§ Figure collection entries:
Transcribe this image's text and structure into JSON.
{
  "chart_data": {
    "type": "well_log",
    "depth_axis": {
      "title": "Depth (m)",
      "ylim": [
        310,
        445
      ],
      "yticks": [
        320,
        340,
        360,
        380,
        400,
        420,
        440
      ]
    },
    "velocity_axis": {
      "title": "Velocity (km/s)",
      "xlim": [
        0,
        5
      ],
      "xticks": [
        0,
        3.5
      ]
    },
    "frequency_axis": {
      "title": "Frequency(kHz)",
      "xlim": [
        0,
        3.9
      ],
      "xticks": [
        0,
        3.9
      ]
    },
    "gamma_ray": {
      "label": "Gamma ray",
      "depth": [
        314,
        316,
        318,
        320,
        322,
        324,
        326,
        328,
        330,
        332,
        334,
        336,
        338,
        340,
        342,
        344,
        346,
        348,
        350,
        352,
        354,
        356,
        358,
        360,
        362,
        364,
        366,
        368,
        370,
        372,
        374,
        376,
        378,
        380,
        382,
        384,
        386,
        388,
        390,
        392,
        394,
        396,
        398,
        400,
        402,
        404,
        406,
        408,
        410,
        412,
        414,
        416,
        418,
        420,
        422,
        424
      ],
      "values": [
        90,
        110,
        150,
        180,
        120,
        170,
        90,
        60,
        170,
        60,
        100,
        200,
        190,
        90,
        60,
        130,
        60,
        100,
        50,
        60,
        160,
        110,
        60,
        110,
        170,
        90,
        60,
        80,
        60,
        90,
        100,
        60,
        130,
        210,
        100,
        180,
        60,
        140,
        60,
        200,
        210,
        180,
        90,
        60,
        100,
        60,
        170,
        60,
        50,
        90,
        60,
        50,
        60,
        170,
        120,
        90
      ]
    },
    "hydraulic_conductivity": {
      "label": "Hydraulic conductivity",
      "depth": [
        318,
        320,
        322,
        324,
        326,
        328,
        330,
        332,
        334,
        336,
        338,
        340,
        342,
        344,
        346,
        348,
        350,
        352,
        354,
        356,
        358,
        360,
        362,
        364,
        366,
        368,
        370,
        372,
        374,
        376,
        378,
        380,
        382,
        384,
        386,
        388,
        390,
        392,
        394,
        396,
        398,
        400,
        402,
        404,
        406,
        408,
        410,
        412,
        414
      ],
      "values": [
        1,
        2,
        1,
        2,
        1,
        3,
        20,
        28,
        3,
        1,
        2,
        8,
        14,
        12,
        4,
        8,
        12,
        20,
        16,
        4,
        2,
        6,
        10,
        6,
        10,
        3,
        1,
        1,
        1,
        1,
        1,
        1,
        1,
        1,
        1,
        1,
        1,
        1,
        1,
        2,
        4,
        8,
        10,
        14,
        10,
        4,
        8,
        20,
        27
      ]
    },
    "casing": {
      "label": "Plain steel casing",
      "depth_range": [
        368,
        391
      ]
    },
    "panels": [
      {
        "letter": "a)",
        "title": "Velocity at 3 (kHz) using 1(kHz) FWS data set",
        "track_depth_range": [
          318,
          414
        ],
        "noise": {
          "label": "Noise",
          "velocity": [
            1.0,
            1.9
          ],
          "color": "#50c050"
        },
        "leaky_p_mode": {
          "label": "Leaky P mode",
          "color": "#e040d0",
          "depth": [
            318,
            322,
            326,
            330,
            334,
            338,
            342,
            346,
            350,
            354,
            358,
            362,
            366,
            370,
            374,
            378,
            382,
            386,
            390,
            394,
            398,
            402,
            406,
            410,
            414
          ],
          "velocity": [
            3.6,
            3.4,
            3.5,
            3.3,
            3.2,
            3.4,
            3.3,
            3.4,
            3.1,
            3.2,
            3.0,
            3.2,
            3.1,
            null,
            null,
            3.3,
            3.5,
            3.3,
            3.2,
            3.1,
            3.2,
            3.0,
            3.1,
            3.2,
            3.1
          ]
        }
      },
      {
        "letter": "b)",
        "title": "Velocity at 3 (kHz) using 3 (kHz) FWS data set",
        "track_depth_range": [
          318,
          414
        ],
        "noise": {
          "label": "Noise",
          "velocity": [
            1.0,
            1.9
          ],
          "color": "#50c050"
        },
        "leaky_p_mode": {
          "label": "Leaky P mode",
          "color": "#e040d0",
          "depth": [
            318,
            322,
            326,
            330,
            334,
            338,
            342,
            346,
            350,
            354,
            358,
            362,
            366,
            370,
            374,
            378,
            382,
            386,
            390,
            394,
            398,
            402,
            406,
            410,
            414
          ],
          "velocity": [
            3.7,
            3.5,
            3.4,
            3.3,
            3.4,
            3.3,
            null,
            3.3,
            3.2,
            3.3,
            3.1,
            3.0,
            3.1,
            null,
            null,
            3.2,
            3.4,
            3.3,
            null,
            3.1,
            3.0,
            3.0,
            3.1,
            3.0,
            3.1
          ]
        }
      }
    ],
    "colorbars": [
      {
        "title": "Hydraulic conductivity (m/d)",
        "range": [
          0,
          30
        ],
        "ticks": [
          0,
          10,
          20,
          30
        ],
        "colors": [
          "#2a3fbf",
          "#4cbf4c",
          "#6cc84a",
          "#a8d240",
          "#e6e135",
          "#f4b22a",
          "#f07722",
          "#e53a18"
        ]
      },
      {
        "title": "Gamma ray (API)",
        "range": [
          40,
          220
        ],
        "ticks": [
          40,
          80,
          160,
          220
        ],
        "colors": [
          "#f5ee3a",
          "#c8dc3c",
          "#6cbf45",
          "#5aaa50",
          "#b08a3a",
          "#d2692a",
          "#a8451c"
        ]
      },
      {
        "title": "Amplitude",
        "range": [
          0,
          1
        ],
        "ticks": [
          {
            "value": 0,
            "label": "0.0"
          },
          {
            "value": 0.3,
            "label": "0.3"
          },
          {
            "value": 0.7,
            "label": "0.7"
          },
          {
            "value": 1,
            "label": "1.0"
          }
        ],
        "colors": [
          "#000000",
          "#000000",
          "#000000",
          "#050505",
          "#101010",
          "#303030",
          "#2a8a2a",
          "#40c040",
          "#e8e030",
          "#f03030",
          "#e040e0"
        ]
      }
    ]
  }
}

§ The task: Write out the records shown above, exactly as they appear.

§ Answer to the problem:
Transcribe this image's text and structure into JSON.
{
  "chart_data": {
    "type": "well_log",
    "depth_axis": {
      "title": "Depth (m)",
      "ylim": [
        310,
        445
      ],
      "yticks": [
        320,
        340,
        360,
        380,
        400,
        420,
        440
      ]
    },
    "velocity_axis": {
      "title": "Velocity (km/s)",
      "xlim": [
        0,
        5
      ],
      "xticks": [
        0,
        3.5
      ]
    },
    "frequency_axis": {
      "title": "Frequency(kHz)",
      "xlim": [
        0,
        3.9
      ],
      "xticks": [
        0,
        3.9
      ]
    },
    "gamma_ray": {
      "label": "Gamma ray",
      "depth": [
        314,
        316,
        318,
        320,
        322,
        324,
        326,
        328,
        330,
        332,
        334,
        336,
        338,
        340,
        342,
        344,
        346,
        348,
        350,
        352,
        354,
        356,
        358,
        360,
        362,
        364,
        366,
        368,
        370,
        372,
        374,
        376,
        378,
        380,
        382,
        384,
        386,
        388,
        390,
        392,
        394,
        396,
        398,
        400,
        402,
        404,
        406,
        408,
        410,
        412,
        414,
        416,
        418,
        420,
        422,
        424
      ],
      "values": [
        90,
        110,
        150,
        180,
        120,
        170,
        90,
        60,
        170,
        60,
        100,
        200,
        190,
        90,
        60,
        130,
        60,
        100,
        50,
        60,
        160,
        110,
        60,
        110,
        170,
        90,
        60,
        80,
        60,
        90,
        100,
        60,
        130,
        210,
        100,
        180,
        60,
        140,
        60,
        200,
        210,
        180,
        90,
        60,
        100,
        60,
        170,
        60,
        50,
        90,
        60,
        50,
        60,
        170,
        120,
        90
      ]
    },
    "hydraulic_conductivity": {
      "label": "Hydraulic conductivity",
      "depth": [
        318,
        320,
        322,
        324,
        326,
        328,
        330,
        332,
        334,
        336,
        338,
        340,
        342,
        344,
        346,
        348,
        350,
        352,
        354,
        356,
        358,
        360,
        362,
        364,
        366,
        368,
        370,
        372,
        374,
        376,
        378,
        380,
        382,
        384,
        386,
        388,
        390,
        392,
        394,
        396,
        398,
        400,
        402,
        404,
        406,
        408,
        410,
        412,
        414
      ],
      "values": [
        1,
        2,
        1,
        2,
        1,
        3,
        20,
        28,
        3,
        1,
        2,
        8,
        14,
        12,
        4,
        8,
        12,
        20,
        16,
        4,
        2,
        6,
        10,
        6,
        10,
        3,
        1,
        1,
        1,
        1,
        1,
        1,
        1,
        1,
        1,
        1,
        1,
        1,
        1,
        2,
        4,
        8,
        10,
        14,
        10,
        4,
        8,
        20,
        27
      ]
    },
    "casing": {
      "label": "Plain steel casing",
      "depth_range": [
        368,
        391
      ]
    },
    "panels": [
      {
        "letter": "a)",
        "title": "Velocity at 3 (kHz) using 1(kHz) FWS data set",
        "track_depth_range": [
          318,
          414
        ],
        "noise": {
          "label": "Noise",
          "velocity": [
            1.0,
            1.9
          ],
          "color": "#50c050"
        },
        "leaky_p_mode": {
          "label": "Leaky P mode",
          "color": "#e040d0",
          "depth": [
            318,
            322,
            326,
            330,
            334,
            338,
            342,
            346,
            350,
            354,
            358,
            362,
            366,
            370,
            374,
            378,
            382,
            386,
            390,
            394,
            398,
            402,
            406,
            410,
            414
          ],
          "velocity": [
            3.6,
            3.4,
            3.5,
            3.3,
            3.2,
            3.4,
            3.3,
            3.4,
            3.1,
            3.2,
            3.0,
            3.2,
            3.1,
            null,
            null,
            3.3,
            3.5,
            3.3,
            3.2,
            3.1,
            3.2,
            3.0,
            3.1,
            3.2,
            3.1
          ]
        }
      },
      {
        "letter": "b)",
        "title": "Velocity at 3 (kHz) using 3 (kHz) FWS data set",
        "track_depth_range": [
          318,
          414
        ],
        "noise": {
          "label": "Noise",
          "velocity": [
            1.0,
            1.9
          ],
          "color": "#50c050"
        },
        "leaky_p_mode": {
          "label": "Leaky P mode",
          "color": "#e040d0",
          "depth": [
            318,
            322,
            326,
            330,
            334,
            338,
            342,
            346,
            350,
            354,
            358,
            362,
            366,
            370,
            374,
            378,
            382,
            386,
            390,
            394,
            398,
            402,
            406,
            410,
            414
          ],
          "velocity": [
            3.7,
            3.5,
            3.4,
            3.3,
            3.4,
            3.3,
            null,
            3.3,
            3.2,
            3.3,
            3.1,
            3.0,
            3.1,
            null,
            null,
            3.2,
            3.4,
            3.3,
            null,
            3.1,
            3.0,
            3.0,
            3.1,
            3.0,
            3.1
          ]
        }
      }
    ],
    "colorbars": [
      {
        "title": "Hydraulic conductivity (m/d)",
        "range": [
          0,
          30
        ],
        "ticks": [
          0,
          10,
          20,
          30
        ],
        "colors": [
          "#2a3fbf",
          "#4cbf4c",
          "#6cc84a",
          "#a8d240",
          "#e6e135",
          "#f4b22a",
          "#f07722",
          "#e53a18"
        ]
      },
      {
        "title": "Gamma ray (API)",
        "range": [
          40,
          220
        ],
        "ticks": [
          40,
          80,
          160,
          220
        ],
        "colors": [
          "#f5ee3a",
          "#c8dc3c",
          "#6cbf45",
          "#5aaa50",
          "#b08a3a",
          "#d2692a",
          "#a8451c"
        ]
      },
      {
        "title": "Amplitude",
        "range": [
          0,
          1
        ],
        "ticks": [
          {
            "value": 0,
            "label": "0.0"
          },
          {
            "value": 0.3,
            "label": "0.3"
          },
          {
            "value": 0.7,
            "label": "0.7"
          },
          {
            "value": 1,
            "label": "1.0"
          }
        ],
        "colors": [
          "#000000",
          "#000000",
          "#000000",
          "#050505",
          "#101010",
          "#303030",
          "#2a8a2a",
          "#40c040",
          "#e8e030",
          "#f03030",
          "#e040e0"
        ]
      }
    ]
  }
}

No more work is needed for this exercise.